§ **Text provided**:

We all hear about it almost daily on the news and various websites. Internet fraud and scams is running rampant.
Now I would like to think of myself as somewhat aware in these matters and perhaps like most everyone, always looking to make some extra money. Of course that I am presently looking for work finds me spending a lot of time on the internet. As a result I have registered with a variety of job search engines and websites.
On one of these sites an advertisement popped up indicating that you can become a mystery shopper and make good EXTRA cash!
In a moment of “oh well what the hell let’s see what they have to say”. Certainly I have heard of mystery shoppers long before today. How hard can it be? So I click the window to receive information.
Low and behold I received an email one or two days later thanking me for the response. The email was rather straight forward, raising no red flags. Basically they introduce themselves and asked that I forward my name and contact information to receive the information packet in the mail. They outlined what the job would basically consist of for which I would be paid a handsome $400 per assignment. Hook #1 greed of good pay for little work.
They continued to explain that all tools needed would be provided for each assignment, including any needed cash. Hook #2 no responsibility. All I would need to do is follow a few instructions and visit various businesses and assess their customer relations. Easy enough. In the letter they advise that anything I purchased as part of the assignment was mine to keep.. Hook #3 greed of purchases. All that they wanted was a report of the transactions.
In the letter I was advised that to carry out the assignment the regional general manager would send the instructions and the funds required for me to carry out my assignment. Dam how easy is that? Get paid up front, don’t need to supply anything but time and they will pay any extra expenses I incur in the execution of the assignment, all I need to do is supply the receipts. Sign me up……
As indicated about a week later I receive in the mail an envelope which included an instructional letter and a company cheque for $2980.00.

§ **What is needed**:
Reproduce the mystery shopper account word for word, starting at "Low and behold" and ending at "of the transactions.".

§ **Data**:
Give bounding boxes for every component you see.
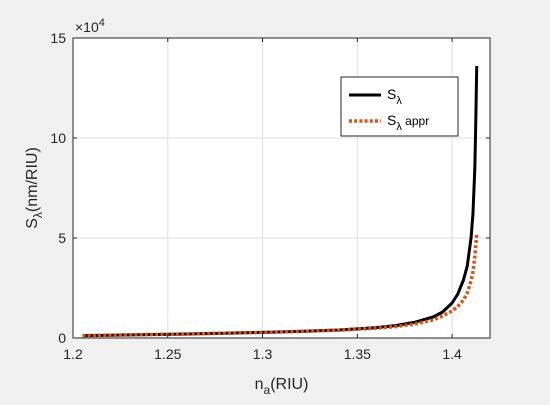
- x-axis-label-main: n: [255, 376, 264, 393]
- y-axis-label-sub: λ: [31, 212, 45, 218]
- y-multiplier: ×104: [75, 17, 105, 35]
- x-tick-label: 1.25: [154, 346, 181, 362]
- axes-box: [72, 37, 491, 339]
- series-group: [82, 65, 479, 338]
- y-tick-label: 0: [58, 330, 66, 346]
- x-tick-label: 1.3: [253, 346, 273, 362]
- y-axis-label-rest: (nm/RIU): [24, 147, 41, 212]
- legend-box: [340, 76, 459, 137]
- x-tick-label: 1.2: [63, 346, 83, 362]
- x-axis-label: na(RIU): [255, 376, 309, 397]
- y-tick-label: 5: [58, 230, 66, 246]
- x-axis-label-sub: a: [264, 383, 271, 397]
- y-multiplier-exponent: 4: [99, 17, 105, 29]
- series-line-s-lambda-appr: [82, 233, 479, 338]
- y-axis-label: Sλ(nm/RIU): [24, 147, 45, 229]
- x-tick-label: 1.35: [344, 346, 371, 362]
- y-axis-label-main: S: [24, 218, 41, 229]
- y-tick-label: 15: [50, 30, 66, 46]
- legend-label-s-lambda-appr: Sλ appr: [387, 112, 429, 133]
- series-line-s-lambda: [82, 65, 479, 338]
- legend-label-s-lambda: Sλ: [387, 86, 402, 107]
- ticks: 1.2 1.25 1.3 1.35 1.4 0 5 10 15: [50, 30, 490, 362]
- x-tick-label: 1.4: [442, 346, 462, 362]
- legend: Sλ Sλ appr: [340, 76, 459, 137]
- y-tick-label: 10: [50, 130, 66, 146]
- y-multiplier-base: ×10: [75, 19, 99, 35]
- x-axis-label-rest: (RIU): [270, 376, 308, 393]
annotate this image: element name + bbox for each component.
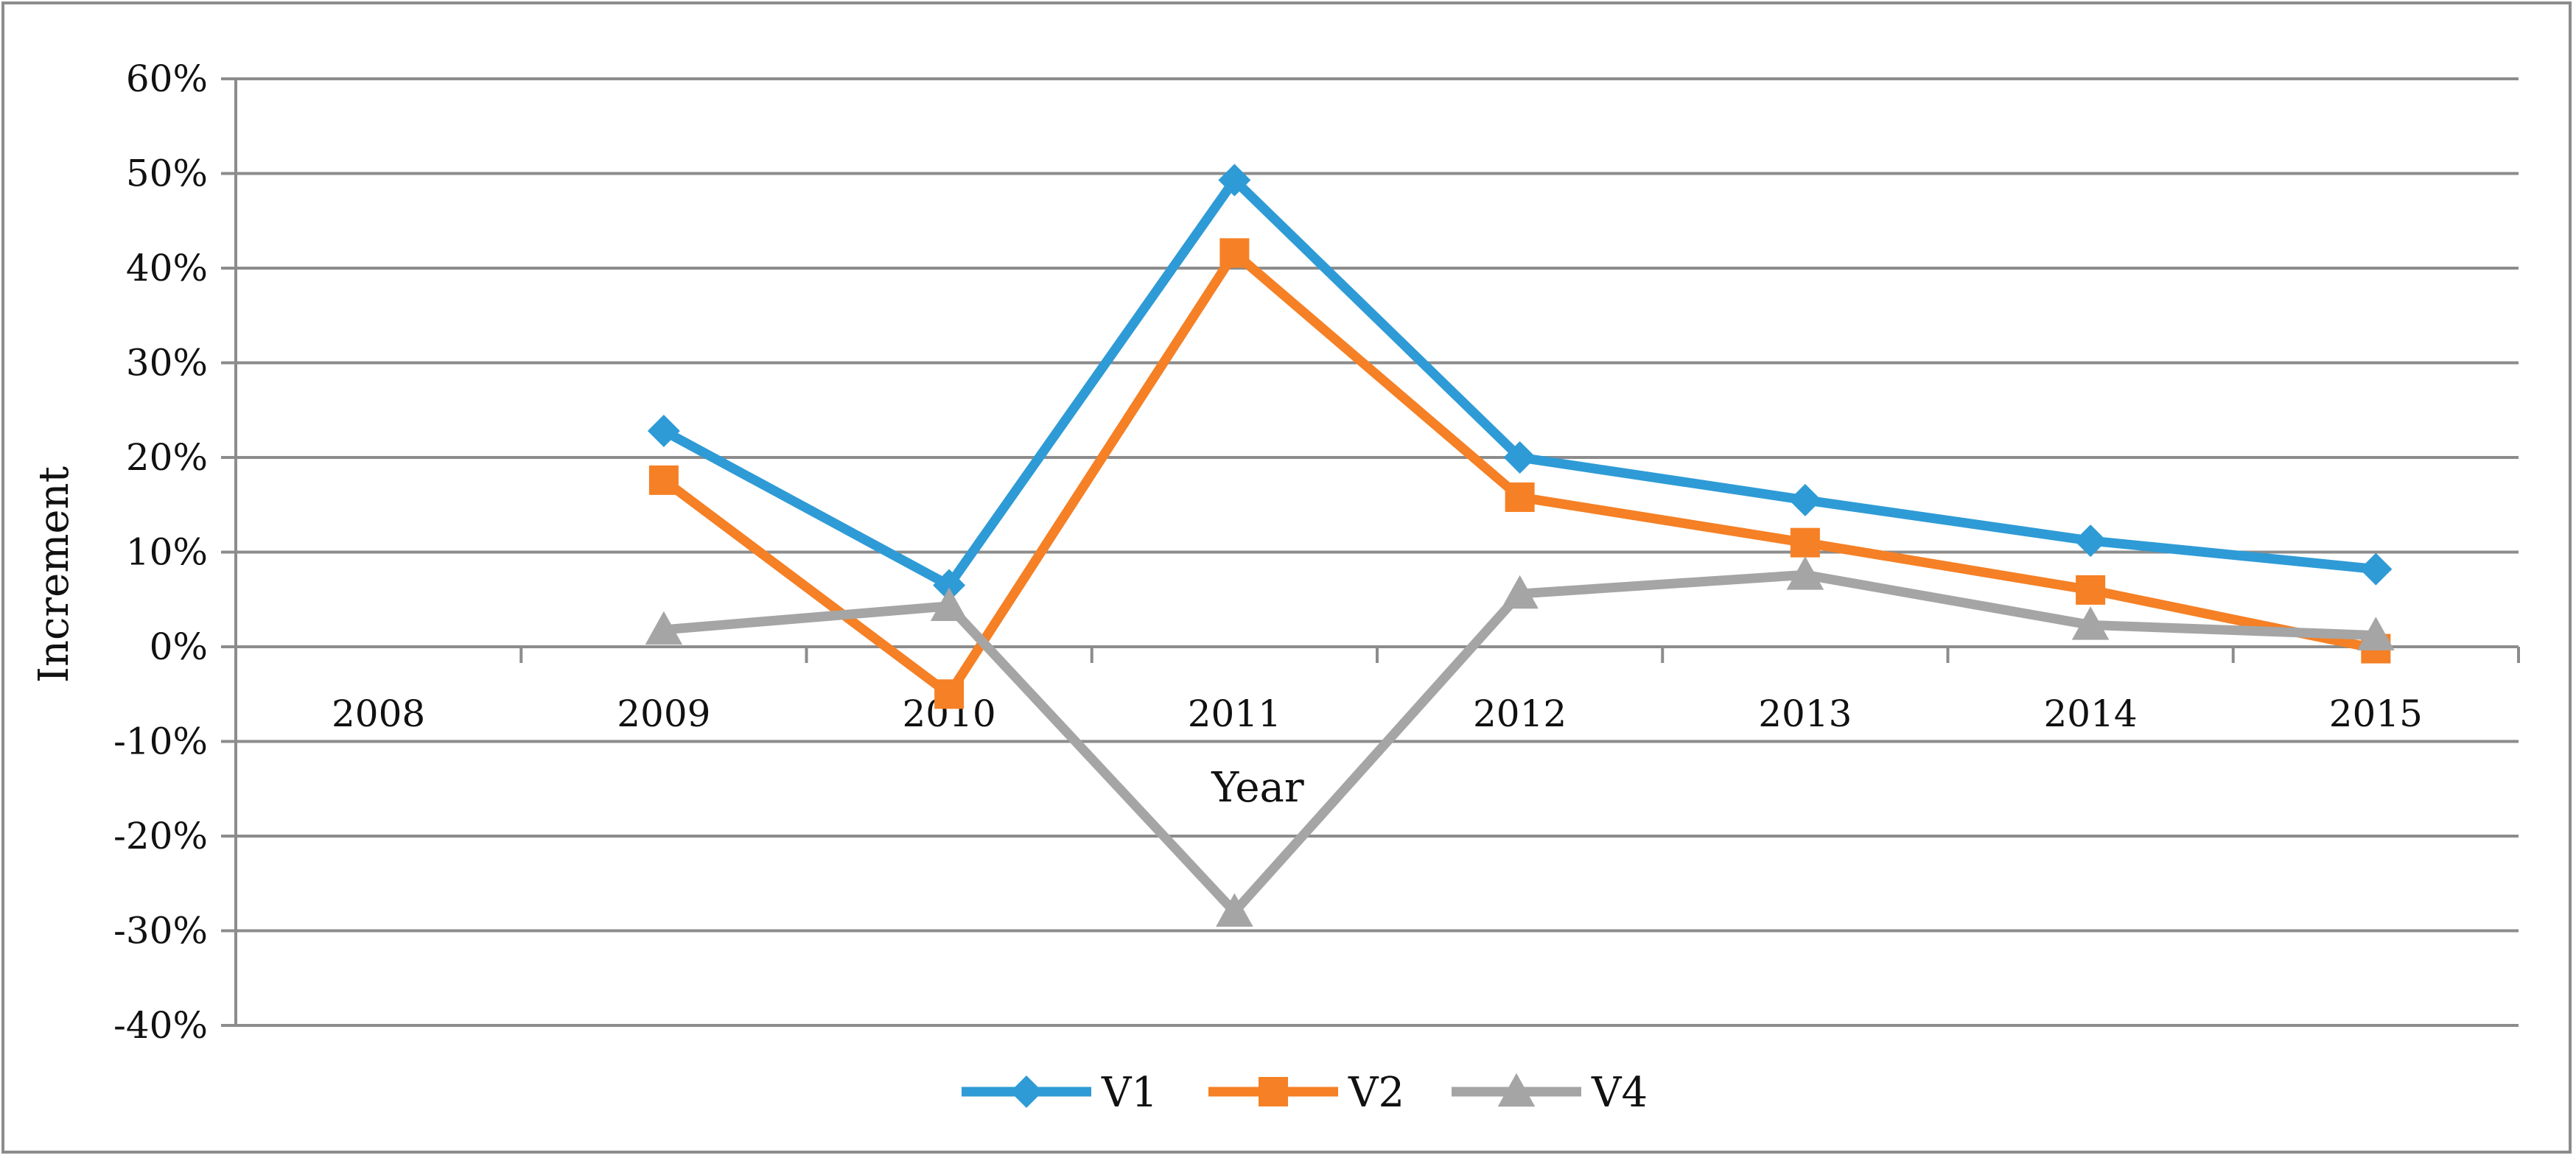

§ **Expected output**:
Low and behold I received an email one or two days later thanking me for the response. The email was rather straight forward, raising no red flags. Basically they introduce themselves and asked that I forward my name and contact information to receive the information packet in the mail. They outlined what the job would basically consist of for which I would be paid a handsome $400 per assignment. Hook #1 greed of good pay for little work.
They continued to explain that all tools needed would be provided for each assignment, including any needed cash. Hook #2 no responsibility. All I would need to do is follow a few instructions and visit various businesses and assess their customer relations. Easy enough. In the letter they advise that anything I purchased as part of the assignment was mine to keep.. Hook #3 greed of purchases. All that they wanted was a report of the transactions.